◆ TASKS TO CARRY OUT:
(a) Reproduce the part of the passage on vinyl starting at "Soon after his" and ending at "the new plastic.".
(b) In the passage on vinyl, what was Waldo Semon searching for when he came upon polyvinyl chloride?

◆ SELECTION:
____

Vinyl is truly one material with infinite uses. All this versatility helps make vinyl the third-largest volume plastic produced in North America. In 2006, U.S. vinyl resin production reached nearly 15 billion pounds. From the vinyl resin producers to those who extrude the resin into pipe, siding, flooring, wallcovering, toys, packaging and energy-efficient windows and roofs, the vinyl industry contributes more than 100,000 jobs to the U.S. economy.
History of Vinyl
From Accidental Discovery to Worldwide Acceptance
The world’s most versatile plastic had a rather humble beginning: A rubber scientist during the early 1920s stumbled onto a new material with fantastic properties during his search for a synthetic adhesive. Waldo Semon was intrigued with his finding, and experimented by making golf balls and shoe heels out of the versatile material called polyvinyl chloride, or PVC.
Soon after his discovery, PVC-based products such as insulated wire, raincoats and shower curtains hit the market. As more uses for vinyl were discovered, industry developed more ways to produce and process the new plastic.
Plants manufacturing PVC began to spring up during the ’30s to meet demand for the versatile material. Just a decade after its conception, PVC – commonly known as vinyl – was sought for a variety of industrial applications including gaskets and tubing.
Joining industries across the nation during the ’40s, PVC manufacturers turned their attention to assisting the war effort. Vinyl-coated wire was widely used aboard U.S. military ships, replacing wire insulated with rubber. Vinyl manufacturers were working in high gear as World War II wound down, and they quickly found new markets for the durable plastic. Following the war, news of vinyl’s versatility and flame-resistant properties spread, leading to dozens of commercial uses.

____

◆ RECORDS:
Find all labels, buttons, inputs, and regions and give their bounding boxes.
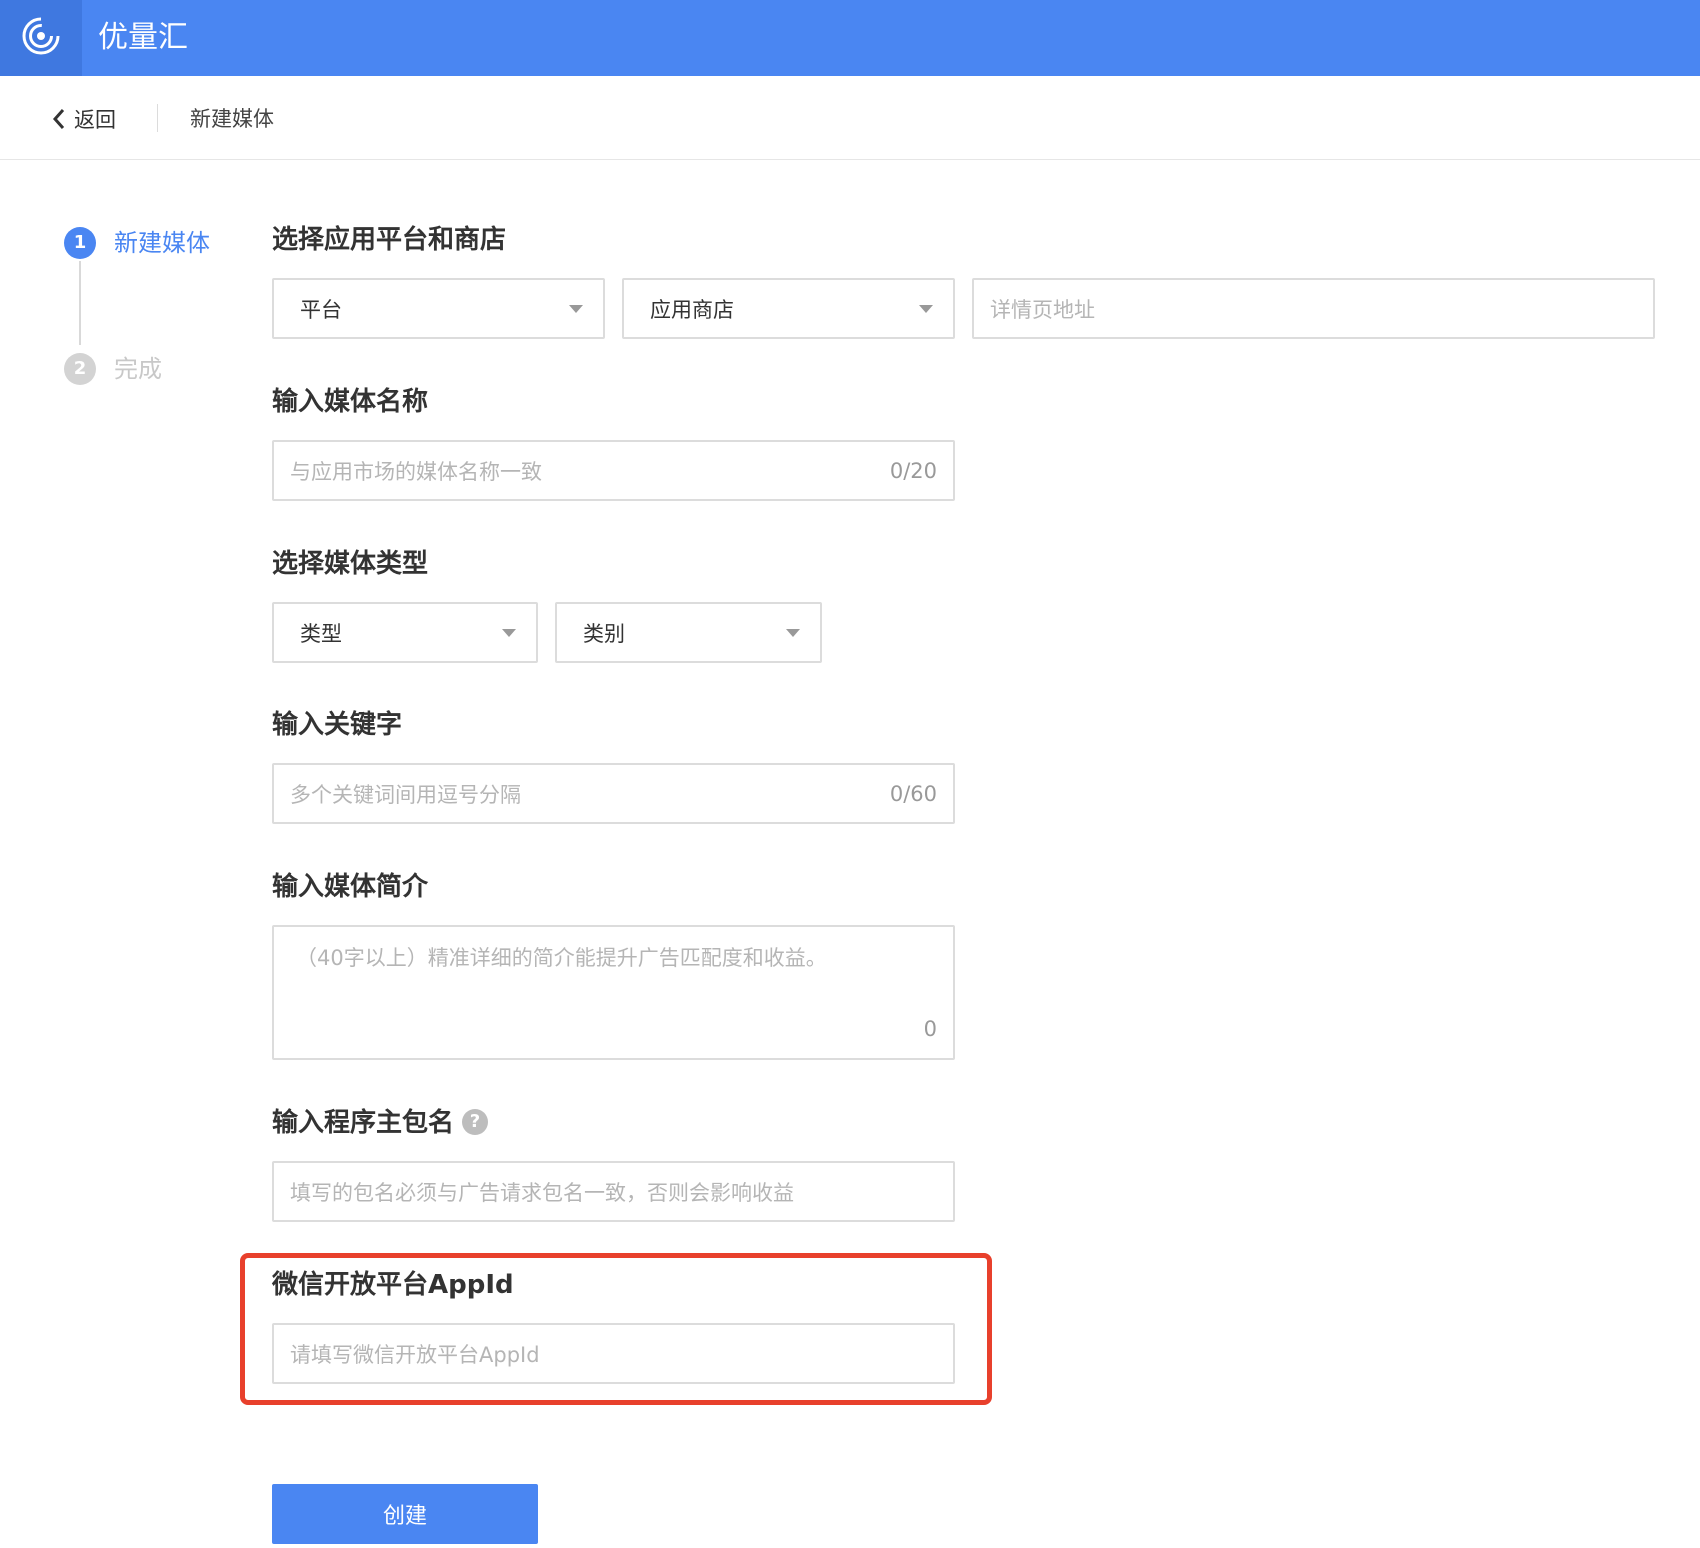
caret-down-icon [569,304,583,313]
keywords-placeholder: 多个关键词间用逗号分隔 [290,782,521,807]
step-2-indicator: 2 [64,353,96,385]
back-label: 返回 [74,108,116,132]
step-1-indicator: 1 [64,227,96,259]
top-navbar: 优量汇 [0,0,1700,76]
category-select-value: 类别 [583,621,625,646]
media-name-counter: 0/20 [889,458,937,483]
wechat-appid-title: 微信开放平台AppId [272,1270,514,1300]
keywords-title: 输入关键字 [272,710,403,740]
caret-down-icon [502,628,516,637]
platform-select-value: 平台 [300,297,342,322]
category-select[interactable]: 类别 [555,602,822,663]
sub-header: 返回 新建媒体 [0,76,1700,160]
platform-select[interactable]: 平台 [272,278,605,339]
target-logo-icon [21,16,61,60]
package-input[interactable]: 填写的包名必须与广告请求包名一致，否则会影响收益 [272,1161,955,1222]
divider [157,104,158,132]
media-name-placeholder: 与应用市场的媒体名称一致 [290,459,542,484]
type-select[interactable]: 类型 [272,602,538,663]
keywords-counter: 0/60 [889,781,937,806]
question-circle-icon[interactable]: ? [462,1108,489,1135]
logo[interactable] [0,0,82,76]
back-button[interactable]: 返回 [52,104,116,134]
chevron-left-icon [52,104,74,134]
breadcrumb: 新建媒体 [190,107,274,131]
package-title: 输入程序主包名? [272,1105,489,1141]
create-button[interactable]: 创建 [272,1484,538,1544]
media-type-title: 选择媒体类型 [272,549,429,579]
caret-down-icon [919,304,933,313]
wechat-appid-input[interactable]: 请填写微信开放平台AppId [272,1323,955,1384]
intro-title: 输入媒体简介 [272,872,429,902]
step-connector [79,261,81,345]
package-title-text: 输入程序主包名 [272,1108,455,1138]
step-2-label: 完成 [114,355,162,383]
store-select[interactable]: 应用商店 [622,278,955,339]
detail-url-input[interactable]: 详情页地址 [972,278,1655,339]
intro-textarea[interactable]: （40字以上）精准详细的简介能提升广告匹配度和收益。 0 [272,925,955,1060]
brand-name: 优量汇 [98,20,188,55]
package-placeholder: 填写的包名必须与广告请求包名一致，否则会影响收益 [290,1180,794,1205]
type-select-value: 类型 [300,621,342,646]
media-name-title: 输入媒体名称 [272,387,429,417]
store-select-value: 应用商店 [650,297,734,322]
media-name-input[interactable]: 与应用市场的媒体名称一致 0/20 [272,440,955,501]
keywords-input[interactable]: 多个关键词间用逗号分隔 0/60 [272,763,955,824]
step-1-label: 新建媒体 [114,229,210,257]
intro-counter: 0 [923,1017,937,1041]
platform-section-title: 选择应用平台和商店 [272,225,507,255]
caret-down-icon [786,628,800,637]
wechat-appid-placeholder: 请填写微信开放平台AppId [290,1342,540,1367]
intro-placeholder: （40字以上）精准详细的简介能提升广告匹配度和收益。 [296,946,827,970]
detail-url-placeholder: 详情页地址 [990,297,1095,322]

____

◆ SOLUTIONS:
(a)
Soon after his discovery, PVC-based products such as insulated wire, raincoats and shower curtains hit the market. As more uses for vinyl were discovered, industry developed more ways to produce and process the new plastic.

(b) A synthetic adhesive.